### Problem:
Set the listing down again exactly, please, apart from its pictures.
########################################
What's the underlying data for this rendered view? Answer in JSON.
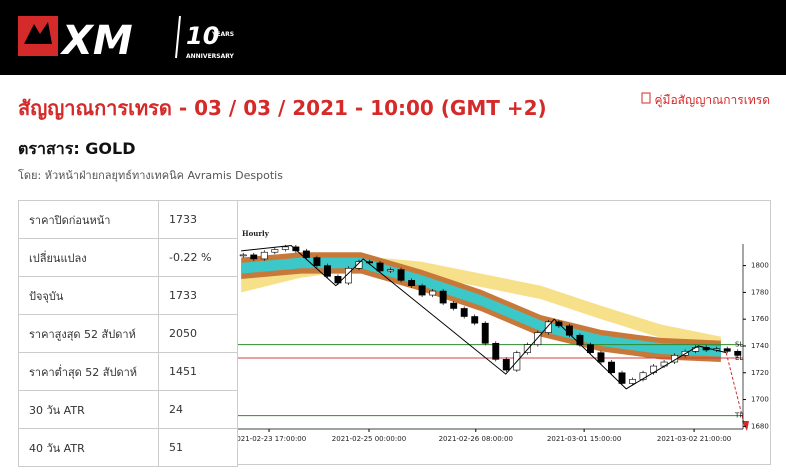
{
  "header": {
    "brand": "XM",
    "badge": "10",
    "badge_sub": "YEARS",
    "anniversary": "ANNIVERSARY"
  },
  "title": "สัญญาณการเทรด - 03 / 03 / 2021 - 10:00 (GMT +2)",
  "guide_link": "คู่มือสัญญาณการเทรด",
  "instrument": "ตราสาร: GOLD",
  "author": "โดย: หัวหน้าฝ่ายกลยุทธ์ทางเทคนิค Avramis Despotis",
  "table": {
    "rows": [
      [
        "ราคาปิดก่อนหน้า",
        "1733"
      ],
      [
        "เปลี่ยนแปลง",
        "-0.22 %"
      ],
      [
        "ปัจจุบัน",
        "1733"
      ],
      [
        "ราคาสูงสุด 52 สัปดาห์",
        "2050"
      ],
      [
        "ราคาต่ำสุด 52 สัปดาห์",
        "1451"
      ],
      [
        "30 วัน ATR",
        "24"
      ],
      [
        "40 วัน ATR",
        "51"
      ]
    ]
  },
  "chart": {
    "type": "candlestick",
    "label": "Hourly",
    "xlim": [
      0,
      96
    ],
    "ylim": [
      1678,
      1846
    ],
    "yticks": [
      1680,
      1700,
      1720,
      1740,
      1760,
      1780,
      1800
    ],
    "xticks": [
      {
        "value": 5.9,
        "label": "2021-02-23 17:00:00"
      },
      {
        "value": 24.9,
        "label": "2021-02-25 00:00:00"
      },
      {
        "value": 45.2,
        "label": "2021-02-26 08:00:00"
      },
      {
        "value": 65.8,
        "label": "2021-03-01 15:00:00"
      },
      {
        "value": 86.7,
        "label": "2021-03-02 21:00:00"
      }
    ],
    "candles": {
      "x": [
        1,
        3,
        5,
        7,
        9,
        11,
        13,
        15,
        17,
        19,
        21,
        23,
        25,
        27,
        29,
        31,
        33,
        35,
        37,
        39,
        41,
        43,
        45,
        47,
        49,
        51,
        53,
        55,
        57,
        59,
        61,
        63,
        65,
        67,
        69,
        71,
        73,
        75,
        77,
        79,
        81,
        83,
        85,
        87,
        89,
        91,
        93,
        95
      ],
      "close": [
        1808,
        1805,
        1810,
        1812,
        1814,
        1811,
        1806,
        1800,
        1792,
        1787,
        1798,
        1803,
        1802,
        1796,
        1797,
        1789,
        1785,
        1778,
        1781,
        1772,
        1768,
        1762,
        1757,
        1742,
        1730,
        1722,
        1735,
        1741,
        1750,
        1758,
        1755,
        1748,
        1741,
        1735,
        1728,
        1720,
        1712,
        1715,
        1720,
        1725,
        1728,
        1733,
        1736,
        1739,
        1737,
        1738,
        1736,
        1733
      ],
      "up_color": "#ffffff",
      "down_color": "#000000"
    },
    "bands": {
      "x": [
        0.6,
        12,
        23.4,
        34.8,
        46.2,
        57.6,
        69,
        80.4,
        91.8
      ],
      "series": [
        {
          "color": "#f7e08a",
          "upper": [
            1790,
            1801,
            1807,
            1803,
            1794,
            1785,
            1770,
            1756,
            1747
          ],
          "lower": [
            1780,
            1791,
            1797,
            1793,
            1784,
            1775,
            1760,
            1746,
            1737
          ]
        },
        {
          "color": "#c8793a",
          "upper": [
            1806,
            1810,
            1810,
            1797,
            1782,
            1763,
            1752,
            1746,
            1744
          ],
          "lower": [
            1790,
            1794,
            1794,
            1781,
            1766,
            1747,
            1736,
            1730,
            1728
          ]
        },
        {
          "color": "#3cc8c8",
          "upper": [
            1802,
            1806,
            1806,
            1793,
            1778,
            1759,
            1748,
            1742,
            1740
          ],
          "lower": [
            1794,
            1798,
            1798,
            1785,
            1770,
            1751,
            1740,
            1734,
            1732
          ]
        }
      ]
    },
    "zigzag": {
      "x": [
        0.6,
        10.1,
        18.6,
        23.8,
        50.9,
        60.1,
        73.8,
        87.5,
        92.8
      ],
      "values": [
        1811,
        1815,
        1785,
        1805,
        1719,
        1760,
        1708,
        1740,
        1735
      ],
      "color": "#000000"
    },
    "levels": [
      {
        "name": "SL",
        "value": 1741,
        "color": "#2e8b2e"
      },
      {
        "name": "EL",
        "value": 1731,
        "color": "#d04040"
      },
      {
        "name": "TP",
        "value": 1688,
        "color": "#2e8b2e"
      }
    ]
  }
}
########################################
### Reply:
What's the underlying data for this rendered view? Answer in JSON.
{
  "header": {
    "brand": "XM",
    "badge": "10",
    "badge_sub": "YEARS",
    "anniversary": "ANNIVERSARY"
  },
  "title": "สัญญาณการเทรด - 03 / 03 / 2021 - 10:00 (GMT +2)",
  "guide_link": "คู่มือสัญญาณการเทรด",
  "instrument": "ตราสาร: GOLD",
  "author": "โดย: หัวหน้าฝ่ายกลยุทธ์ทางเทคนิค Avramis Despotis",
  "table": {
    "rows": [
      [
        "ราคาปิดก่อนหน้า",
        "1733"
      ],
      [
        "เปลี่ยนแปลง",
        "-0.22 %"
      ],
      [
        "ปัจจุบัน",
        "1733"
      ],
      [
        "ราคาสูงสุด 52 สัปดาห์",
        "2050"
      ],
      [
        "ราคาต่ำสุด 52 สัปดาห์",
        "1451"
      ],
      [
        "30 วัน ATR",
        "24"
      ],
      [
        "40 วัน ATR",
        "51"
      ]
    ]
  },
  "chart": {
    "type": "candlestick",
    "label": "Hourly",
    "xlim": [
      0,
      96
    ],
    "ylim": [
      1678,
      1846
    ],
    "yticks": [
      1680,
      1700,
      1720,
      1740,
      1760,
      1780,
      1800
    ],
    "xticks": [
      {
        "value": 5.9,
        "label": "2021-02-23 17:00:00"
      },
      {
        "value": 24.9,
        "label": "2021-02-25 00:00:00"
      },
      {
        "value": 45.2,
        "label": "2021-02-26 08:00:00"
      },
      {
        "value": 65.8,
        "label": "2021-03-01 15:00:00"
      },
      {
        "value": 86.7,
        "label": "2021-03-02 21:00:00"
      }
    ],
    "candles": {
      "x": [
        1,
        3,
        5,
        7,
        9,
        11,
        13,
        15,
        17,
        19,
        21,
        23,
        25,
        27,
        29,
        31,
        33,
        35,
        37,
        39,
        41,
        43,
        45,
        47,
        49,
        51,
        53,
        55,
        57,
        59,
        61,
        63,
        65,
        67,
        69,
        71,
        73,
        75,
        77,
        79,
        81,
        83,
        85,
        87,
        89,
        91,
        93,
        95
      ],
      "close": [
        1808,
        1805,
        1810,
        1812,
        1814,
        1811,
        1806,
        1800,
        1792,
        1787,
        1798,
        1803,
        1802,
        1796,
        1797,
        1789,
        1785,
        1778,
        1781,
        1772,
        1768,
        1762,
        1757,
        1742,
        1730,
        1722,
        1735,
        1741,
        1750,
        1758,
        1755,
        1748,
        1741,
        1735,
        1728,
        1720,
        1712,
        1715,
        1720,
        1725,
        1728,
        1733,
        1736,
        1739,
        1737,
        1738,
        1736,
        1733
      ],
      "up_color": "#ffffff",
      "down_color": "#000000"
    },
    "bands": {
      "x": [
        0.6,
        12,
        23.4,
        34.8,
        46.2,
        57.6,
        69,
        80.4,
        91.8
      ],
      "series": [
        {
          "color": "#f7e08a",
          "upper": [
            1790,
            1801,
            1807,
            1803,
            1794,
            1785,
            1770,
            1756,
            1747
          ],
          "lower": [
            1780,
            1791,
            1797,
            1793,
            1784,
            1775,
            1760,
            1746,
            1737
          ]
        },
        {
          "color": "#c8793a",
          "upper": [
            1806,
            1810,
            1810,
            1797,
            1782,
            1763,
            1752,
            1746,
            1744
          ],
          "lower": [
            1790,
            1794,
            1794,
            1781,
            1766,
            1747,
            1736,
            1730,
            1728
          ]
        },
        {
          "color": "#3cc8c8",
          "upper": [
            1802,
            1806,
            1806,
            1793,
            1778,
            1759,
            1748,
            1742,
            1740
          ],
          "lower": [
            1794,
            1798,
            1798,
            1785,
            1770,
            1751,
            1740,
            1734,
            1732
          ]
        }
      ]
    },
    "zigzag": {
      "x": [
        0.6,
        10.1,
        18.6,
        23.8,
        50.9,
        60.1,
        73.8,
        87.5,
        92.8
      ],
      "values": [
        1811,
        1815,
        1785,
        1805,
        1719,
        1760,
        1708,
        1740,
        1735
      ],
      "color": "#000000"
    },
    "levels": [
      {
        "name": "SL",
        "value": 1741,
        "color": "#2e8b2e"
      },
      {
        "name": "EL",
        "value": 1731,
        "color": "#d04040"
      },
      {
        "name": "TP",
        "value": 1688,
        "color": "#2e8b2e"
      }
    ]
  }
}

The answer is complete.